**Task statement:** Below are records to be transcribed exactly; any pictures should be left out.

**The input:**
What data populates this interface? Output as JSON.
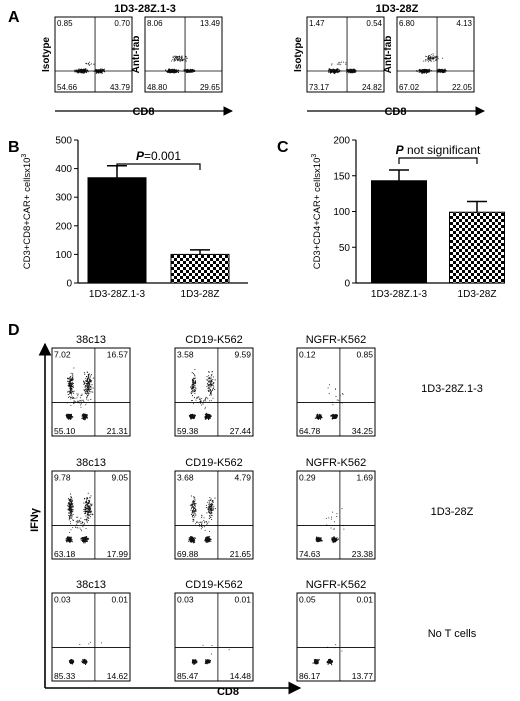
{
  "panel_labels": {
    "a": "A",
    "b": "B",
    "c": "C",
    "d": "D"
  },
  "panel_a": {
    "groups": [
      {
        "title": "1D3-28Z.1-3",
        "plots": [
          {
            "ylabel": "Isotype",
            "q": [
              "0.85",
              "0.70",
              "54.66",
              "43.79"
            ]
          },
          {
            "ylabel": "Anti-fab",
            "q": [
              "8.06",
              "13.49",
              "48.80",
              "29.65"
            ]
          }
        ],
        "xlabel": "CD8"
      },
      {
        "title": "1D3-28Z",
        "plots": [
          {
            "ylabel": "Isotype",
            "q": [
              "1.47",
              "0.54",
              "73.17",
              "24.82"
            ]
          },
          {
            "ylabel": "Anti-fab",
            "q": [
              "6.80",
              "4.13",
              "67.02",
              "22.05"
            ]
          }
        ],
        "xlabel": "CD8"
      }
    ]
  },
  "chart_data": [
    {
      "type": "bar",
      "panel": "B",
      "categories": [
        "1D3-28Z.1-3",
        "1D3-28Z"
      ],
      "values": [
        368,
        100
      ],
      "errors": [
        42,
        16
      ],
      "fills": [
        "solid",
        "checkered"
      ],
      "ylabel": "CD3+CD8+CAR+ cellsx10",
      "ylabel_sup": "3",
      "ylim": [
        0,
        500
      ],
      "yticks": [
        "0",
        "100",
        "200",
        "300",
        "400",
        "500"
      ],
      "annotation_italic": "P",
      "annotation_rest": "=0.001"
    },
    {
      "type": "bar",
      "panel": "C",
      "categories": [
        "1D3-28Z.1-3",
        "1D3-28Z"
      ],
      "values": [
        143,
        99
      ],
      "errors": [
        15,
        15
      ],
      "fills": [
        "solid",
        "checkered"
      ],
      "ylabel": "CD3+CD4+CAR+ cellsx10",
      "ylabel_sup": "3",
      "ylim": [
        0,
        200
      ],
      "yticks": [
        "0",
        "50",
        "100",
        "150",
        "200"
      ],
      "annotation_italic": "P",
      "annotation_rest": " not significant"
    }
  ],
  "panel_d": {
    "ylabel": "IFNγ",
    "xlabel": "CD8",
    "rows": [
      {
        "label": "1D3-28Z.1-3",
        "plots": [
          {
            "title": "38c13",
            "q": [
              "7.02",
              "16.57",
              "55.10",
              "21.31"
            ]
          },
          {
            "title": "CD19-K562",
            "q": [
              "3.58",
              "9.59",
              "59.38",
              "27.44"
            ]
          },
          {
            "title": "NGFR-K562",
            "q": [
              "0.12",
              "0.85",
              "64.78",
              "34.25"
            ]
          }
        ]
      },
      {
        "label": "1D3-28Z",
        "plots": [
          {
            "title": "38c13",
            "q": [
              "9.78",
              "9.05",
              "63.18",
              "17.99"
            ]
          },
          {
            "title": "CD19-K562",
            "q": [
              "3.68",
              "4.79",
              "69.88",
              "21.65"
            ]
          },
          {
            "title": "NGFR-K562",
            "q": [
              "0.29",
              "1.69",
              "74.63",
              "23.38"
            ]
          }
        ]
      },
      {
        "label": "No T cells",
        "plots": [
          {
            "title": "38c13",
            "q": [
              "0.03",
              "0.01",
              "85.33",
              "14.62"
            ]
          },
          {
            "title": "CD19-K562",
            "q": [
              "0.03",
              "0.01",
              "85.47",
              "14.48"
            ]
          },
          {
            "title": "NGFR-K562",
            "q": [
              "0.05",
              "0.01",
              "86.17",
              "13.77"
            ]
          }
        ]
      }
    ]
  }
}
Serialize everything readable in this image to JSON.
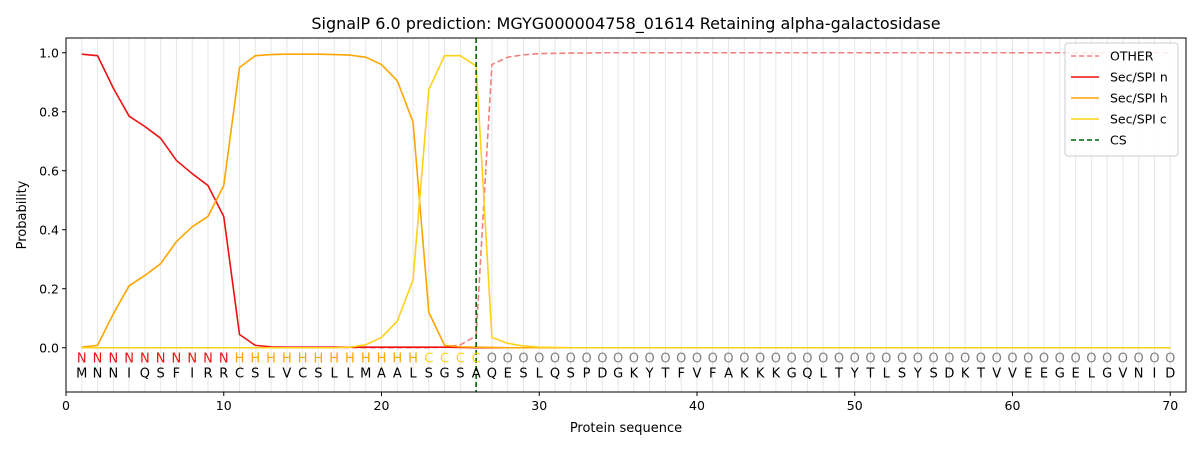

**Exercise solution:**
What data populates this interface? Output as JSON.
{
  "panel_labels": {
    "a": "A",
    "b": "B",
    "c": "C",
    "d": "D"
  },
  "panel_a": {
    "groups": [
      {
        "title": "1D3-28Z.1-3",
        "plots": [
          {
            "ylabel": "Isotype",
            "q": [
              "0.85",
              "0.70",
              "54.66",
              "43.79"
            ]
          },
          {
            "ylabel": "Anti-fab",
            "q": [
              "8.06",
              "13.49",
              "48.80",
              "29.65"
            ]
          }
        ],
        "xlabel": "CD8"
      },
      {
        "title": "1D3-28Z",
        "plots": [
          {
            "ylabel": "Isotype",
            "q": [
              "1.47",
              "0.54",
              "73.17",
              "24.82"
            ]
          },
          {
            "ylabel": "Anti-fab",
            "q": [
              "6.80",
              "4.13",
              "67.02",
              "22.05"
            ]
          }
        ],
        "xlabel": "CD8"
      }
    ]
  },
  "chart_data": [
    {
      "type": "bar",
      "panel": "B",
      "categories": [
        "1D3-28Z.1-3",
        "1D3-28Z"
      ],
      "values": [
        368,
        100
      ],
      "errors": [
        42,
        16
      ],
      "fills": [
        "solid",
        "checkered"
      ],
      "ylabel": "CD3+CD8+CAR+ cellsx10",
      "ylabel_sup": "3",
      "ylim": [
        0,
        500
      ],
      "yticks": [
        "0",
        "100",
        "200",
        "300",
        "400",
        "500"
      ],
      "annotation_italic": "P",
      "annotation_rest": "=0.001"
    },
    {
      "type": "bar",
      "panel": "C",
      "categories": [
        "1D3-28Z.1-3",
        "1D3-28Z"
      ],
      "values": [
        143,
        99
      ],
      "errors": [
        15,
        15
      ],
      "fills": [
        "solid",
        "checkered"
      ],
      "ylabel": "CD3+CD4+CAR+ cellsx10",
      "ylabel_sup": "3",
      "ylim": [
        0,
        200
      ],
      "yticks": [
        "0",
        "50",
        "100",
        "150",
        "200"
      ],
      "annotation_italic": "P",
      "annotation_rest": " not significant"
    }
  ],
  "panel_d": {
    "ylabel": "IFNγ",
    "xlabel": "CD8",
    "rows": [
      {
        "label": "1D3-28Z.1-3",
        "plots": [
          {
            "title": "38c13",
            "q": [
              "7.02",
              "16.57",
              "55.10",
              "21.31"
            ]
          },
          {
            "title": "CD19-K562",
            "q": [
              "3.58",
              "9.59",
              "59.38",
              "27.44"
            ]
          },
          {
            "title": "NGFR-K562",
            "q": [
              "0.12",
              "0.85",
              "64.78",
              "34.25"
            ]
          }
        ]
      },
      {
        "label": "1D3-28Z",
        "plots": [
          {
            "title": "38c13",
            "q": [
              "9.78",
              "9.05",
              "63.18",
              "17.99"
            ]
          },
          {
            "title": "CD19-K562",
            "q": [
              "3.68",
              "4.79",
              "69.88",
              "21.65"
            ]
          },
          {
            "title": "NGFR-K562",
            "q": [
              "0.29",
              "1.69",
              "74.63",
              "23.38"
            ]
          }
        ]
      },
      {
        "label": "No T cells",
        "plots": [
          {
            "title": "38c13",
            "q": [
              "0.03",
              "0.01",
              "85.33",
              "14.62"
            ]
          },
          {
            "title": "CD19-K562",
            "q": [
              "0.03",
              "0.01",
              "85.47",
              "14.48"
            ]
          },
          {
            "title": "NGFR-K562",
            "q": [
              "0.05",
              "0.01",
              "86.17",
              "13.77"
            ]
          }
        ]
      }
    ]
  }
}
Serialize everything readable in this image to JSON.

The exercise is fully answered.